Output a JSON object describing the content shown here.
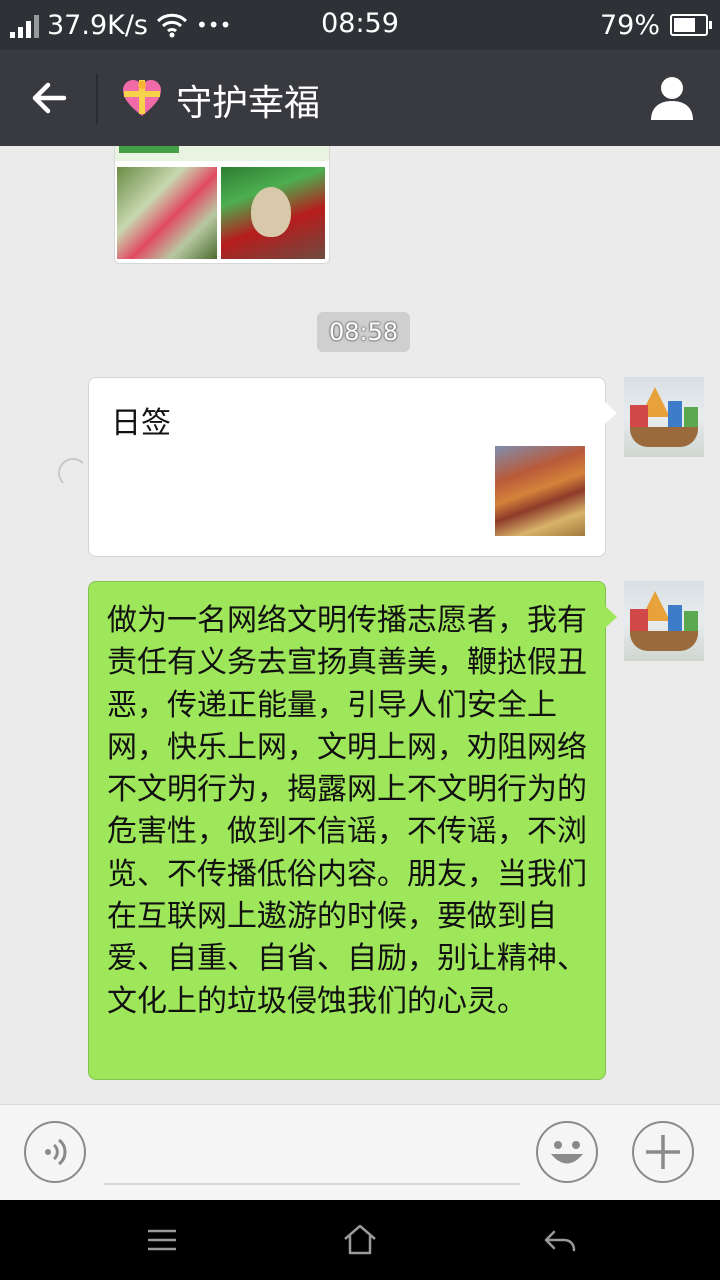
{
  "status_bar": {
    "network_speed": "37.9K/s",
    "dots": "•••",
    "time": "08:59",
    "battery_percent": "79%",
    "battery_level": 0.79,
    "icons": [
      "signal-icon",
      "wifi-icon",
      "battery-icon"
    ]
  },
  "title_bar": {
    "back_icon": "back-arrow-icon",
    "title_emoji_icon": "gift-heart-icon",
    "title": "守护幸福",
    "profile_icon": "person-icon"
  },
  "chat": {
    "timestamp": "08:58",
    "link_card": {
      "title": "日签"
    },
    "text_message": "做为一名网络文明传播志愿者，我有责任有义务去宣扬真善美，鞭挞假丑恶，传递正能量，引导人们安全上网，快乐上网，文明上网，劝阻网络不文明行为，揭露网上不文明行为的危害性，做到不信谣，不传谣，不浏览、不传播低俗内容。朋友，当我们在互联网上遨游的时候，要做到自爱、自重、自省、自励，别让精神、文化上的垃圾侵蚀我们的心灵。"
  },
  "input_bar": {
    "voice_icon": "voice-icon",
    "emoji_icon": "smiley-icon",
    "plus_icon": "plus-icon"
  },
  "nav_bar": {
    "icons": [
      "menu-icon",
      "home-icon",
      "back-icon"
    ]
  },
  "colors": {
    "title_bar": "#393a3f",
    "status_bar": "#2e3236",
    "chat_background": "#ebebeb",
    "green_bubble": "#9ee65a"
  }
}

........

*Goal*.
Write out all the entries word for word, but skip any images.

*Written solution*.
Output a JSON object describing the content shown here.
{
  "status_bar": {
    "network_speed": "37.9K/s",
    "dots": "•••",
    "time": "08:59",
    "battery_percent": "79%",
    "battery_level": 0.79,
    "icons": [
      "signal-icon",
      "wifi-icon",
      "battery-icon"
    ]
  },
  "title_bar": {
    "back_icon": "back-arrow-icon",
    "title_emoji_icon": "gift-heart-icon",
    "title": "守护幸福",
    "profile_icon": "person-icon"
  },
  "chat": {
    "timestamp": "08:58",
    "link_card": {
      "title": "日签"
    },
    "text_message": "做为一名网络文明传播志愿者，我有责任有义务去宣扬真善美，鞭挞假丑恶，传递正能量，引导人们安全上网，快乐上网，文明上网，劝阻网络不文明行为，揭露网上不文明行为的危害性，做到不信谣，不传谣，不浏览、不传播低俗内容。朋友，当我们在互联网上遨游的时候，要做到自爱、自重、自省、自励，别让精神、文化上的垃圾侵蚀我们的心灵。"
  },
  "input_bar": {
    "voice_icon": "voice-icon",
    "emoji_icon": "smiley-icon",
    "plus_icon": "plus-icon"
  },
  "nav_bar": {
    "icons": [
      "menu-icon",
      "home-icon",
      "back-icon"
    ]
  },
  "colors": {
    "title_bar": "#393a3f",
    "status_bar": "#2e3236",
    "chat_background": "#ebebeb",
    "green_bubble": "#9ee65a"
  }
}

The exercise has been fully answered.